UTILISER LES INFORMATIONS>
#1 D'après l'extrait sur le logement des personnes âgées, que faut-il entre les participants pour qu'une colocation fonctionne ?
#2 Reproduisez mot pour mot la partie de l'extrait sur le logement des personnes âgées qui va de « Il n’y a malheureusement » jusqu'à « alternatives à l’EHPAD. » inclus.

EXTRAIT CITÉ>
* * * * *

Il n’y a malheureusement pas de réponse idéale à ce problème. On pourrait imaginer des établissements proposant des petits appartements que chacun pourrait meubler à son gout. Il n’est pas sûr que cela suffise, sans compter le cout faramineux de tels établissements. La meilleure solution serait sans doute que la personne âgée puisse demeurer chez elle et que les aidants puissent venir à elle, à l’image de l’hospitalisation à domicile. Cela existe déjà mais de manière insuffisante et exige un minimum d’autonomie intellectuelle à défaut d’une autonomie physique. Il existe pourtant de nombreuses alternatives à l’EHPAD.
La cohabitation ou la colocation permet à plusieurs personnes âgées de vivre ensemble dans le même logement. Chacun peut meubler au moins sa chambre et apporter une touche personnelle dans les espaces communs. Pour cela, il est nécessaire qu’il y ait une bonne entente et que le degré de dépendance des participants soit comparable.

* * * * *

DONNÉES>

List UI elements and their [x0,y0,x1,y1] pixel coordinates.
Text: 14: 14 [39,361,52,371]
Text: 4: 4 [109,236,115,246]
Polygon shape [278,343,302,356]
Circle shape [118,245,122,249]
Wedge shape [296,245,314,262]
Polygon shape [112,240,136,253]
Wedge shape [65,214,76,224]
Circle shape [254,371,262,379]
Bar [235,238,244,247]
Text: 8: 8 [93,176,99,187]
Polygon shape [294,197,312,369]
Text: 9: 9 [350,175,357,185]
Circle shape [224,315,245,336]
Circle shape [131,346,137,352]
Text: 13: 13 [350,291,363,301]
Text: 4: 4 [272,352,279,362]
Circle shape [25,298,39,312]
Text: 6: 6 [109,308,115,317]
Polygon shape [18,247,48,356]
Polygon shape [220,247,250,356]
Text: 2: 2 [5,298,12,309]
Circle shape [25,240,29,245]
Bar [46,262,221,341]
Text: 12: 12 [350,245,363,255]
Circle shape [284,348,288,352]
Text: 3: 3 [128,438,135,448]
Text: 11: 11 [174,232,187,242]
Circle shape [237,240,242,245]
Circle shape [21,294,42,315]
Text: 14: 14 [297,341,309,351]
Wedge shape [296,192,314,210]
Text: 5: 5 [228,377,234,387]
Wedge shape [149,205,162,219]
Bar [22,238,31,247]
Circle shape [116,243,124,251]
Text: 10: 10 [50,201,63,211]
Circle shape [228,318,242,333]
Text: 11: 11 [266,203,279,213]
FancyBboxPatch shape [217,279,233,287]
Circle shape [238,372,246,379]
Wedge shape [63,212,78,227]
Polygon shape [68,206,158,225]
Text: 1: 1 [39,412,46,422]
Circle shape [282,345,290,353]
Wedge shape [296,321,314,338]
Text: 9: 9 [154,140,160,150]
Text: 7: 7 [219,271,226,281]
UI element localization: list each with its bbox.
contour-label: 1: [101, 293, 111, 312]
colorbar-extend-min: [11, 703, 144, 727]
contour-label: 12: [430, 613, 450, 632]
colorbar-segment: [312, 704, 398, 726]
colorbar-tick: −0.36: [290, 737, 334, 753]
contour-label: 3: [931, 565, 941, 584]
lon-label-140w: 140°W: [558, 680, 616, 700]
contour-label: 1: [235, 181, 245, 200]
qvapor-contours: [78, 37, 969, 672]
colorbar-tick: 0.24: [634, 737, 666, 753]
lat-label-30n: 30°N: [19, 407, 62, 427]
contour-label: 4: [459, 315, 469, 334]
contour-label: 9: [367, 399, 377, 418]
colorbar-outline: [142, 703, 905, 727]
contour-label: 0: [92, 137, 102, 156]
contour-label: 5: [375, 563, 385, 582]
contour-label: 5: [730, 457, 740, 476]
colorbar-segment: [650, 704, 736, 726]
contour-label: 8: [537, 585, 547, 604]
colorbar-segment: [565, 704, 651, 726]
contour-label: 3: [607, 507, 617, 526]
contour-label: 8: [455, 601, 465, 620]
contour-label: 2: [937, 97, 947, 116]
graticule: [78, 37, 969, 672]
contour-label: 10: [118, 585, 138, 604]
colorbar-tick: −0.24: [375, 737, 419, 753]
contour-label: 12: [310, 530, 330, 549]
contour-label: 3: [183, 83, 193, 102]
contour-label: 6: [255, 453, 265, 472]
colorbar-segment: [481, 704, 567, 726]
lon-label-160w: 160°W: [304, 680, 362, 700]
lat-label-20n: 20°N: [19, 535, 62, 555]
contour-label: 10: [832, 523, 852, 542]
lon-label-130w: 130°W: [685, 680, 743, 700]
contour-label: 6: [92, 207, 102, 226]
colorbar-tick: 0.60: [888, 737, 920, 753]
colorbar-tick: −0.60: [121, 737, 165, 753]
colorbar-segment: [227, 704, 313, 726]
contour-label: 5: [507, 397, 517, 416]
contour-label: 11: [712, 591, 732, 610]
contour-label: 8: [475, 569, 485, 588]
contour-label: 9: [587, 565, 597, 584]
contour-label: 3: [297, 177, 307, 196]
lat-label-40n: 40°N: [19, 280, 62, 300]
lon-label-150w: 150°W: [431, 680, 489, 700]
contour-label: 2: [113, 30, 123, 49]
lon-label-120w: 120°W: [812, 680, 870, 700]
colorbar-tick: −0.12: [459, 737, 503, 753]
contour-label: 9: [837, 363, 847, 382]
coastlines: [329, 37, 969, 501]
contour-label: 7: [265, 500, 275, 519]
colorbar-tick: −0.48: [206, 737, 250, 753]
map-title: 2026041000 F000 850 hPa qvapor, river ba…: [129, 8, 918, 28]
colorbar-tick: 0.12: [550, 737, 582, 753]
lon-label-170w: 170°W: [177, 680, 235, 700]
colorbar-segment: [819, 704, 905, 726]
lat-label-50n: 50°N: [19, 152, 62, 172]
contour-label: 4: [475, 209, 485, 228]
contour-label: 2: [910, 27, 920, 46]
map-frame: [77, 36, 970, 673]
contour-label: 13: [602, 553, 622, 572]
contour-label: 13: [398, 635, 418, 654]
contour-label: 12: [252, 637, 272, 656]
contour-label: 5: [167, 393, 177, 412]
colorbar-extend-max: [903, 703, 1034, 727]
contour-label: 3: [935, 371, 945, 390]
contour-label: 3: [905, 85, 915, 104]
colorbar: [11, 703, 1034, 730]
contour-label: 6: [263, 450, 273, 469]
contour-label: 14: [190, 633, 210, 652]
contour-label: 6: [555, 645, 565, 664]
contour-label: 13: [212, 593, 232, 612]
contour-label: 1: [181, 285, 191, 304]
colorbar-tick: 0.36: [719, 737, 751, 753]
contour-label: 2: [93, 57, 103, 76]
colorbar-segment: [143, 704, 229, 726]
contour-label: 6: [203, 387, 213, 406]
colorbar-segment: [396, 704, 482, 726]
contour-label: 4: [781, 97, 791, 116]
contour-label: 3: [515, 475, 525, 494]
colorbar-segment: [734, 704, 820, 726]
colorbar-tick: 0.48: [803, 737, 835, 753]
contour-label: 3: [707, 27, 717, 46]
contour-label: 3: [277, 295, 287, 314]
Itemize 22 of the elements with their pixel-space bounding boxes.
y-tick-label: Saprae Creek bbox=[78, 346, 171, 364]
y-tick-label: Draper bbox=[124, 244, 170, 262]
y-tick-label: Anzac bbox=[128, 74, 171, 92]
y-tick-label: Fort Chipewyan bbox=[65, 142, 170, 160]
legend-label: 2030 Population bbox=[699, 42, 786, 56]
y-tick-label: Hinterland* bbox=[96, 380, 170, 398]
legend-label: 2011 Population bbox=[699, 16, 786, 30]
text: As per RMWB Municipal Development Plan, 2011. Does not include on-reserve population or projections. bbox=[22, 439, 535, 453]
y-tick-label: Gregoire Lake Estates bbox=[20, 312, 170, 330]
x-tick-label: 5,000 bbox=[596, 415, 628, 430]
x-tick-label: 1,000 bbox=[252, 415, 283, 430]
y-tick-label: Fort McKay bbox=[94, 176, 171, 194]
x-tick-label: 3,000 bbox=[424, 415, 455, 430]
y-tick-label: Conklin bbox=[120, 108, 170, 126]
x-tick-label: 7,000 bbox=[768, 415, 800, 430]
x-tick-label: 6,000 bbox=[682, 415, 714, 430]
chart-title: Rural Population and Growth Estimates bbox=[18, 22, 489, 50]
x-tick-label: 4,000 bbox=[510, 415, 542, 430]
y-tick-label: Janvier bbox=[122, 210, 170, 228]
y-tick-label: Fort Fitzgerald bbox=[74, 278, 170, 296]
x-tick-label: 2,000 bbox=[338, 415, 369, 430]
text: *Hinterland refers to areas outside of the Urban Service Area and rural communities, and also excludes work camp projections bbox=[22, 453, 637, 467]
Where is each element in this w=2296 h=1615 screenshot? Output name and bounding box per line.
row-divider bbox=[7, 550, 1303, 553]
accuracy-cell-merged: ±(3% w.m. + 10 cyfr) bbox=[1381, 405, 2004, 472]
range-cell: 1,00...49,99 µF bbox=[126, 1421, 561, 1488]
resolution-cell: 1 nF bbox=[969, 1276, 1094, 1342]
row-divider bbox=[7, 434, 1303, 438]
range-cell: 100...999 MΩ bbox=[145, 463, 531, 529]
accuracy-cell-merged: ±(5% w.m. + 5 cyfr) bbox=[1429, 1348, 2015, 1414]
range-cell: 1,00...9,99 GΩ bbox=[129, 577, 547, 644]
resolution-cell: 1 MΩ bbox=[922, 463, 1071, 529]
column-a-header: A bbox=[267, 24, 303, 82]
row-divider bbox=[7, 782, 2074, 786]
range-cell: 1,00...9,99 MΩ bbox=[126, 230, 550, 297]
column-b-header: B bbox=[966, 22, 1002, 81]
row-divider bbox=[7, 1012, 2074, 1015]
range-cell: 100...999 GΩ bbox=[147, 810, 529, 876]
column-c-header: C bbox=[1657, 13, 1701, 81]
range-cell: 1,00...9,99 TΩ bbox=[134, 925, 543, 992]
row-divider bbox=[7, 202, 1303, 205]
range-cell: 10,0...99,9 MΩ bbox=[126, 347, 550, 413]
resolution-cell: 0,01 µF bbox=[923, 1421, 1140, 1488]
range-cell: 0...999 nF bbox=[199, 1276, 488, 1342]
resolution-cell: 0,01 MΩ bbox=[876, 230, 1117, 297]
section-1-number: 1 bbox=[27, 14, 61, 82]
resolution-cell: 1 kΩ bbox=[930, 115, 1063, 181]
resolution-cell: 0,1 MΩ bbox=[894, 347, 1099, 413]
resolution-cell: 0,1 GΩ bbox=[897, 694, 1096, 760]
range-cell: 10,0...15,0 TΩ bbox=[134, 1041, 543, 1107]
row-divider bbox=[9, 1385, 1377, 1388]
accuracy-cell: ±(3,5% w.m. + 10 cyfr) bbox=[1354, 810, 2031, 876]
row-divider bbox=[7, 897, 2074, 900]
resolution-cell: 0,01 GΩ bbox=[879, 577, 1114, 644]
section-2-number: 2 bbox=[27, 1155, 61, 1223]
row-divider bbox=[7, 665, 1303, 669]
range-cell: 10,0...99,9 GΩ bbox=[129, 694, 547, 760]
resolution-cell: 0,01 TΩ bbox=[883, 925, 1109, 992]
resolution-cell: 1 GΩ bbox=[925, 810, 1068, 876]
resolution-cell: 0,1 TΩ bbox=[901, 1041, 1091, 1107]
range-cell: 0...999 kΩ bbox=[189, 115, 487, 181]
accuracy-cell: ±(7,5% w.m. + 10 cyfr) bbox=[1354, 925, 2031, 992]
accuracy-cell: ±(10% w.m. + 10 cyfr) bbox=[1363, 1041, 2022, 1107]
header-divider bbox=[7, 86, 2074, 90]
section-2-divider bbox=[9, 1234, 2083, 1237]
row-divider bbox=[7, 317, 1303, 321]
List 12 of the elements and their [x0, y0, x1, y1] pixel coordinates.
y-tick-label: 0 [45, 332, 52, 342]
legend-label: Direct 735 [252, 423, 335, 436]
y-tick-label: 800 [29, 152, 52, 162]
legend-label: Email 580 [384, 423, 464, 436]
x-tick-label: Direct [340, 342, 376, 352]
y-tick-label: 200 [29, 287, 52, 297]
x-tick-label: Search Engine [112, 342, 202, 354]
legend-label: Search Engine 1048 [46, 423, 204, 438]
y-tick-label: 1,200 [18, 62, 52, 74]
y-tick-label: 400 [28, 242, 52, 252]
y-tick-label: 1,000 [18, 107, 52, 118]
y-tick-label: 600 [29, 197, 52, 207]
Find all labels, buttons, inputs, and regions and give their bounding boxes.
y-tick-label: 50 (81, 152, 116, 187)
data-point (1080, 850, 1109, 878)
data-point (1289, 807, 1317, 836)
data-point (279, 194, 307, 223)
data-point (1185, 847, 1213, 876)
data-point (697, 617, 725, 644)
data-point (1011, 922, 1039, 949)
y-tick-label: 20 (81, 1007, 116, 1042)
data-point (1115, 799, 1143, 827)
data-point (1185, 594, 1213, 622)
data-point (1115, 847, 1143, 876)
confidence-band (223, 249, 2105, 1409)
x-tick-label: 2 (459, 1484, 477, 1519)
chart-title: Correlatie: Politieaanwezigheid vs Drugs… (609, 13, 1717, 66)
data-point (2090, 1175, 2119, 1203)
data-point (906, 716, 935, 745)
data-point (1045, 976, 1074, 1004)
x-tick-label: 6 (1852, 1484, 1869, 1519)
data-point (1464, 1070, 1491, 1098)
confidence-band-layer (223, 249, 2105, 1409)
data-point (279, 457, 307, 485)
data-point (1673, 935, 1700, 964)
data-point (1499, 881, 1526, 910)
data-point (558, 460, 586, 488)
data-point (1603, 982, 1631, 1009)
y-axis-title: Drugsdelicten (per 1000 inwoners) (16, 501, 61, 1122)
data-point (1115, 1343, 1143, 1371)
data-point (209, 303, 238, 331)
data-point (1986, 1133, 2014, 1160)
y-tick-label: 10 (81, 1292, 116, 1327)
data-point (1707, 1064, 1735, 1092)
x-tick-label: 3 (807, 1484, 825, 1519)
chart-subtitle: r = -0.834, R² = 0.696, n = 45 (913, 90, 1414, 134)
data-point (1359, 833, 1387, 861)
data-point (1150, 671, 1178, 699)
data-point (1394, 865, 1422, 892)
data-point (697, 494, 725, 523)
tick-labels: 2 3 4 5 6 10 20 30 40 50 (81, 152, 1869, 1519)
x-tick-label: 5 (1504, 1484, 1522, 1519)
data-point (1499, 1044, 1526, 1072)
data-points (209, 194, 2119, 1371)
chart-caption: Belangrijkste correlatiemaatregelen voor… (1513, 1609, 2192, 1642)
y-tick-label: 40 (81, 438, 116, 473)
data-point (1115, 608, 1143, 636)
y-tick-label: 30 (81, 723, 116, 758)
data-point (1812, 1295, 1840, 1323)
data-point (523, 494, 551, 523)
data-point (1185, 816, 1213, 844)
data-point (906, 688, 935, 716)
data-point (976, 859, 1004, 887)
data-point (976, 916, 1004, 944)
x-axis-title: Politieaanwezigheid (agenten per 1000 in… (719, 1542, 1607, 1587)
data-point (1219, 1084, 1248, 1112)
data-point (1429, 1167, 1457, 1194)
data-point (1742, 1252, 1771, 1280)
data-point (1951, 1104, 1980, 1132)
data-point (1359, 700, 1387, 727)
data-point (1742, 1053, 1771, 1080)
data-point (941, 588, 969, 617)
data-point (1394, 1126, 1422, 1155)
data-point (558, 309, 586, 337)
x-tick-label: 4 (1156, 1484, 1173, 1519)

* * * * *

CORRIGÉ DE L'EXERCICE>
#1 Il faut une bonne entente et un degré de dépendance comparable entre les participants.

#2
Il n’y a malheureusement pas de réponse idéale à ce problème. On pourrait imaginer des établissements proposant des petits appartements que chacun pourrait meubler à son gout. Il n’est pas sûr que cela suffise, sans compter le cout faramineux de tels établissements. La meilleure solution serait sans doute que la personne âgée puisse demeurer chez elle et que les aidants puissent venir à elle, à l’image de l’hospitalisation à domicile. Cela existe déjà mais de manière insuffisante et exige un minimum d’autonomie intellectuelle à défaut d’une autonomie physique. Il existe pourtant de nombreuses alternatives à l’EHPAD.